==== ENTRIES SHOWN

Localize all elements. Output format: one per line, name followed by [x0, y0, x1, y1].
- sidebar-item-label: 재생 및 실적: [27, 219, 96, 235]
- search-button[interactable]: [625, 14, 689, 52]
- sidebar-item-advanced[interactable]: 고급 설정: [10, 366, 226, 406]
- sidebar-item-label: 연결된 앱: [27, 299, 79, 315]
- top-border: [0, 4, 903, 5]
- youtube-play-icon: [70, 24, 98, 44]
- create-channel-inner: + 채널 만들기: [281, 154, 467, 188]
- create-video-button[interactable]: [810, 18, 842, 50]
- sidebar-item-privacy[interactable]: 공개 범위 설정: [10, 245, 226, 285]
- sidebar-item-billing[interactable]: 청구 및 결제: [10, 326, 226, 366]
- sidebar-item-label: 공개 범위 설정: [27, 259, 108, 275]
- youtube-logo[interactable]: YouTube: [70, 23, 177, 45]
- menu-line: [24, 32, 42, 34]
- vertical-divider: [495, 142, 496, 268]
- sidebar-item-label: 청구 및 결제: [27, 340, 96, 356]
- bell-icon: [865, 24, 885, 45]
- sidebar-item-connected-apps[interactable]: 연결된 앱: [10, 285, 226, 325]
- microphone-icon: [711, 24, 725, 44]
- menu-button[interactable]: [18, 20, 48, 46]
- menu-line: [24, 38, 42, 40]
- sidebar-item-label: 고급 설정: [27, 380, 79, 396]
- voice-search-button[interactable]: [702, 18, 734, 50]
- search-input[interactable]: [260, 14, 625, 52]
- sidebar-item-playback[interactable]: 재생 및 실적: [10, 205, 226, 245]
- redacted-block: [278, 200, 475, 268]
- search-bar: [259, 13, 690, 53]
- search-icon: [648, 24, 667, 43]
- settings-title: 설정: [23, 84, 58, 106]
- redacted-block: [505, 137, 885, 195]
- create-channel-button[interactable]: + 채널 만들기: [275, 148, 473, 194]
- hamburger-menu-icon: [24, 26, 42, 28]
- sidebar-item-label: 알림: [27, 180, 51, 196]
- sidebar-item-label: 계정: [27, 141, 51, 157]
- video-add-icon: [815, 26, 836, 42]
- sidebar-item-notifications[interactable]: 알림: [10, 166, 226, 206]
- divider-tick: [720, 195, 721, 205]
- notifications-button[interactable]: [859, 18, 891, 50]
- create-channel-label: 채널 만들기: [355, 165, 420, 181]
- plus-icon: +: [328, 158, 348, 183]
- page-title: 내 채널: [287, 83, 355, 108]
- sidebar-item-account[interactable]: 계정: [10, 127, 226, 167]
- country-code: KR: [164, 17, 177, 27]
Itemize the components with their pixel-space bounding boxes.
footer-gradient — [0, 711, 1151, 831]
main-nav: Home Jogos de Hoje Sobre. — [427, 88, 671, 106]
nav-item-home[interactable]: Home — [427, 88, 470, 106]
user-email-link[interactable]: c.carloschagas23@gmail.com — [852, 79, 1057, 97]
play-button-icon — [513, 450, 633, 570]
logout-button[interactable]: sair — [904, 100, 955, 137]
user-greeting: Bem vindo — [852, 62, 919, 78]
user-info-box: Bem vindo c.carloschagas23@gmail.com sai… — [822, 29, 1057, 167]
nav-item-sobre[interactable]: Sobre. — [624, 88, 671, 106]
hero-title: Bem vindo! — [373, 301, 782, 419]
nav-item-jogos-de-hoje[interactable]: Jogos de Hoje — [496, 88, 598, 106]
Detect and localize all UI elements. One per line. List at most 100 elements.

========

Copy all of the data above word for word.

▶ **RESPONSE FOR THIS EXERCISE**:
Localize all elements. Output format: one per line, name followed by [x0, y0, x1, y1].
- sidebar-item-label: 재생 및 실적: [27, 219, 96, 235]
- search-button[interactable]: [625, 14, 689, 52]
- sidebar-item-advanced[interactable]: 고급 설정: [10, 366, 226, 406]
- sidebar-item-label: 연결된 앱: [27, 299, 79, 315]
- top-border: [0, 4, 903, 5]
- youtube-play-icon: [70, 24, 98, 44]
- create-channel-inner: + 채널 만들기: [281, 154, 467, 188]
- create-video-button[interactable]: [810, 18, 842, 50]
- sidebar-item-privacy[interactable]: 공개 범위 설정: [10, 245, 226, 285]
- sidebar-item-billing[interactable]: 청구 및 결제: [10, 326, 226, 366]
- sidebar-item-label: 공개 범위 설정: [27, 259, 108, 275]
- youtube-logo[interactable]: YouTube: [70, 23, 177, 45]
- menu-line: [24, 32, 42, 34]
- vertical-divider: [495, 142, 496, 268]
- sidebar-item-label: 청구 및 결제: [27, 340, 96, 356]
- bell-icon: [865, 24, 885, 45]
- sidebar-item-connected-apps[interactable]: 연결된 앱: [10, 285, 226, 325]
- microphone-icon: [711, 24, 725, 44]
- menu-button[interactable]: [18, 20, 48, 46]
- menu-line: [24, 38, 42, 40]
- sidebar-item-label: 고급 설정: [27, 380, 79, 396]
- voice-search-button[interactable]: [702, 18, 734, 50]
- search-input[interactable]: [260, 14, 625, 52]
- sidebar-item-playback[interactable]: 재생 및 실적: [10, 205, 226, 245]
- redacted-block: [278, 200, 475, 268]
- search-bar: [259, 13, 690, 53]
- search-icon: [648, 24, 667, 43]
- settings-title: 설정: [23, 84, 58, 106]
- redacted-block: [505, 137, 885, 195]
- create-channel-button[interactable]: + 채널 만들기: [275, 148, 473, 194]
- hamburger-menu-icon: [24, 26, 42, 28]
- sidebar-item-label: 알림: [27, 180, 51, 196]
- sidebar-item-label: 계정: [27, 141, 51, 157]
- video-add-icon: [815, 26, 836, 42]
- sidebar-item-notifications[interactable]: 알림: [10, 166, 226, 206]
- divider-tick: [720, 195, 721, 205]
- notifications-button[interactable]: [859, 18, 891, 50]
- create-channel-label: 채널 만들기: [355, 165, 420, 181]
- plus-icon: +: [328, 158, 348, 183]
- page-title: 내 채널: [287, 83, 355, 108]
- sidebar-item-account[interactable]: 계정: [10, 127, 226, 167]
- country-code: KR: [164, 17, 177, 27]
Itemize the components with their pixel-space bounding boxes.
footer-gradient — [0, 711, 1151, 831]
main-nav: Home Jogos de Hoje Sobre. — [427, 88, 671, 106]
nav-item-home[interactable]: Home — [427, 88, 470, 106]
user-email-link[interactable]: c.carloschagas23@gmail.com — [852, 79, 1057, 97]
play-button-icon — [513, 450, 633, 570]
logout-button[interactable]: sair — [904, 100, 955, 137]
user-greeting: Bem vindo — [852, 62, 919, 78]
user-info-box: Bem vindo c.carloschagas23@gmail.com sai… — [822, 29, 1057, 167]
nav-item-sobre[interactable]: Sobre. — [624, 88, 671, 106]
hero-title: Bem vindo! — [373, 301, 782, 419]
nav-item-jogos-de-hoje[interactable]: Jogos de Hoje — [496, 88, 598, 106]
Detect and localize all UI elements. One per line. List at most 100 elements.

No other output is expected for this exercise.